* _DIRECTIONS FOR THIS TASK_: Which lines hold the string "text"? Copy every one of them.

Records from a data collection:
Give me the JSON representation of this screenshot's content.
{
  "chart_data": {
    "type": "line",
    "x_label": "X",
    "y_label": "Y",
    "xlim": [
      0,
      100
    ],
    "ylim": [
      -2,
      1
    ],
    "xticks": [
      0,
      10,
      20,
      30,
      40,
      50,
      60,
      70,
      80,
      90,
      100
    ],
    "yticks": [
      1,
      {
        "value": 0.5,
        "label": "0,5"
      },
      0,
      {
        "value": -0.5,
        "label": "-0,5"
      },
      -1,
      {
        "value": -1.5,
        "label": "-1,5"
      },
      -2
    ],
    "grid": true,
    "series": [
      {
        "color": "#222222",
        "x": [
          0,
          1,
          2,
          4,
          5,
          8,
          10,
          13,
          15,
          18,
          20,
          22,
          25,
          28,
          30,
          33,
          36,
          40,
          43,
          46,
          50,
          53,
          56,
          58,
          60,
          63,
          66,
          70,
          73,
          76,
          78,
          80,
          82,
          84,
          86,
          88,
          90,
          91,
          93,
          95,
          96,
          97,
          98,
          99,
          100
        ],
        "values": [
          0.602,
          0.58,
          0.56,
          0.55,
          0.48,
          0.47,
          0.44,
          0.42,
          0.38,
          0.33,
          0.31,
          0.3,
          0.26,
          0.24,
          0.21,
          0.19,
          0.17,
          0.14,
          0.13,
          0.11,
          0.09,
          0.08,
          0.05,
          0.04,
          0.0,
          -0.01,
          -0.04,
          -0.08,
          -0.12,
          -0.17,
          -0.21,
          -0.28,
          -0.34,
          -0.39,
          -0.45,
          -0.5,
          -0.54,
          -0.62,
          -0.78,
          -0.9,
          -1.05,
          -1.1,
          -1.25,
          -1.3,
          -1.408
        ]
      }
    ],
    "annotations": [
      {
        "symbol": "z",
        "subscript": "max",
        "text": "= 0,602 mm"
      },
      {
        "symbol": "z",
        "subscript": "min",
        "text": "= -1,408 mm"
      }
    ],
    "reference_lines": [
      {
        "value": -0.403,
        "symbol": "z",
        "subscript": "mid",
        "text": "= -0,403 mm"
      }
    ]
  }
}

* _SOLUTION_:
        "text": "= 0,602 mm"
        "text": "= -1,408 mm"
        "text": "= -0,403 mm"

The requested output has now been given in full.